• Given records:
-----

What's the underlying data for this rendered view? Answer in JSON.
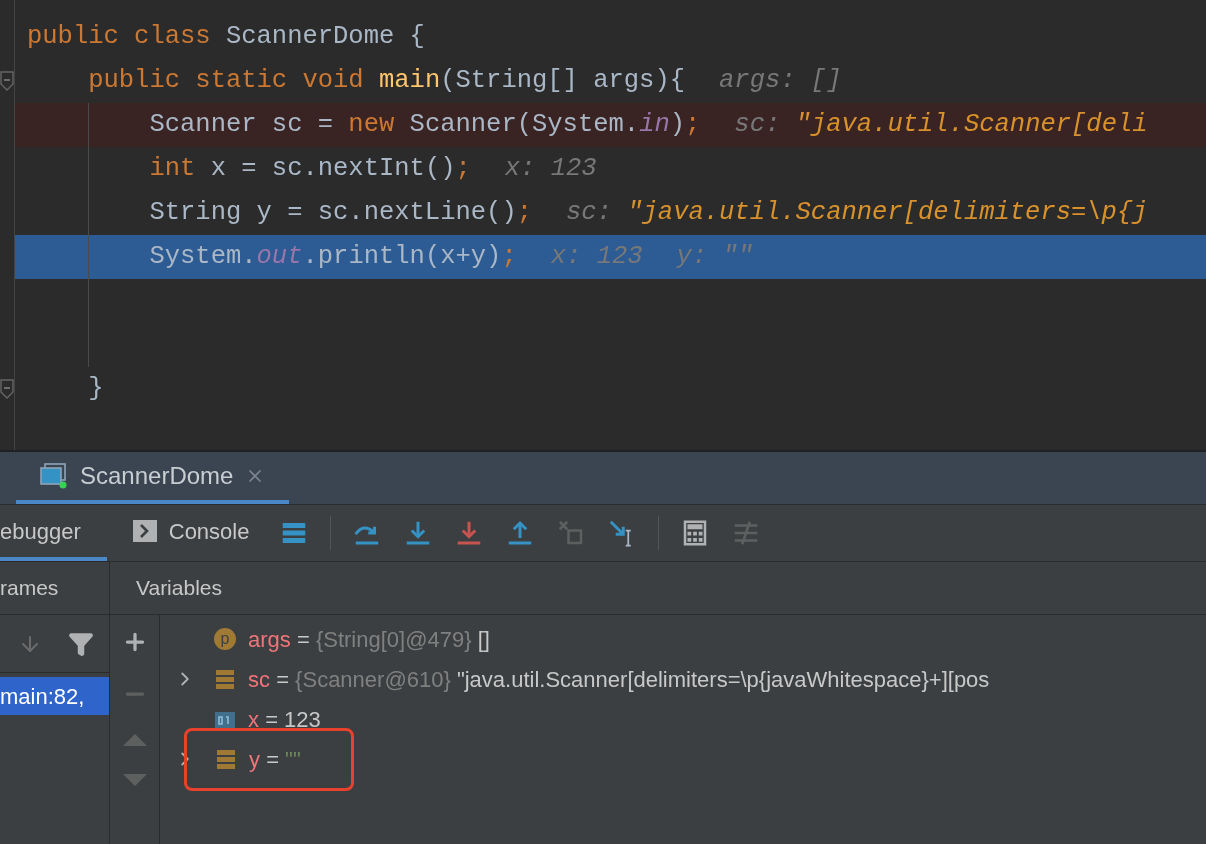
{
  "editor": {
    "lines": [
      {
        "kind": "code",
        "tokens": [
          {
            "kind": "keyword",
            "text": "public class "
          },
          {
            "kind": "plain",
            "text": "ScannerDome {"
          }
        ]
      },
      {
        "kind": "code",
        "fold": true,
        "tokens": [
          {
            "kind": "keyword",
            "text": "    public static void "
          },
          {
            "kind": "method",
            "text": "main"
          },
          {
            "kind": "plain",
            "text": "(String[] args){"
          }
        ],
        "hints": [
          {
            "label": "args:",
            "value": "[]",
            "string": false
          }
        ]
      },
      {
        "kind": "code",
        "breakpoint": true,
        "tokens": [
          {
            "kind": "plain",
            "text": "        Scanner sc = "
          },
          {
            "kind": "keyword",
            "text": "new "
          },
          {
            "kind": "plain",
            "text": "Scanner(System."
          },
          {
            "kind": "field",
            "text": "in"
          },
          {
            "kind": "plain",
            "text": ")"
          },
          {
            "kind": "keyword",
            "text": ";"
          }
        ],
        "hints": [
          {
            "label": "sc:",
            "value": "\"java.util.Scanner[deli",
            "string": true
          }
        ]
      },
      {
        "kind": "code",
        "tokens": [
          {
            "kind": "keyword",
            "text": "        int "
          },
          {
            "kind": "plain",
            "text": "x = sc.nextInt()"
          },
          {
            "kind": "keyword",
            "text": ";"
          }
        ],
        "hints": [
          {
            "label": "x:",
            "value": "123",
            "string": false
          }
        ]
      },
      {
        "kind": "code",
        "tokens": [
          {
            "kind": "plain",
            "text": "        String y = sc.nextLine()"
          },
          {
            "kind": "keyword",
            "text": ";"
          }
        ],
        "hints": [
          {
            "label": "sc:",
            "value": "\"java.util.Scanner[delimiters=\\p{j",
            "string": true
          }
        ]
      },
      {
        "kind": "code",
        "current": true,
        "tokens": [
          {
            "kind": "plain",
            "text": "        System."
          },
          {
            "kind": "field",
            "text": "out"
          },
          {
            "kind": "plain",
            "text": ".println(x+y)"
          },
          {
            "kind": "keyword",
            "text": ";"
          }
        ],
        "hints": [
          {
            "label": "x:",
            "value": "123",
            "string": false
          },
          {
            "label": "y:",
            "value": "\"\"",
            "string": false
          }
        ]
      },
      {
        "kind": "blank"
      },
      {
        "kind": "blank"
      },
      {
        "kind": "code",
        "fold": true,
        "tokens": [
          {
            "kind": "plain",
            "text": "    }"
          }
        ]
      }
    ]
  },
  "run_tab": {
    "title": "ScannerDome",
    "selected": true
  },
  "tabs": [
    {
      "label": "ebugger",
      "selected": true
    },
    {
      "label": "Console",
      "selected": false
    }
  ],
  "toolbar": [
    {
      "kind": "layout",
      "disabled": false
    },
    {
      "kind": "step-over",
      "disabled": false
    },
    {
      "kind": "step-into",
      "disabled": false
    },
    {
      "kind": "force-step-into",
      "disabled": false
    },
    {
      "kind": "step-out",
      "disabled": false
    },
    {
      "kind": "drop-frame",
      "disabled": true
    },
    {
      "kind": "run-to-cursor",
      "disabled": false
    },
    {
      "kind": "evaluate",
      "disabled": false
    },
    {
      "kind": "trace",
      "disabled": true
    }
  ],
  "frames": {
    "title": "rames",
    "items": [
      {
        "label": "main:82, ",
        "selected": true
      }
    ]
  },
  "variables": {
    "title": "Variables",
    "items": [
      {
        "kind": "param",
        "icon_text": "p",
        "name": "args",
        "operator": "=",
        "type": "{String[0]@479}",
        "value": "[]",
        "string_value": false
      },
      {
        "kind": "object",
        "expandable": true,
        "name": "sc",
        "operator": "=",
        "type": "{Scanner@610}",
        "value": "\"java.util.Scanner[delimiters=\\p{javaWhitespace}+][pos",
        "string_value": false
      },
      {
        "kind": "primitive",
        "name": "x",
        "operator": "=",
        "value": "123",
        "string_value": false
      },
      {
        "kind": "object",
        "expandable": true,
        "annotated": true,
        "name": "y",
        "operator": "=",
        "value": "\"\"",
        "string_value": true
      }
    ]
  }
}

-----

• Challenge: Tally the lines above containing "selected". Answer with the count only.

• Task response: 4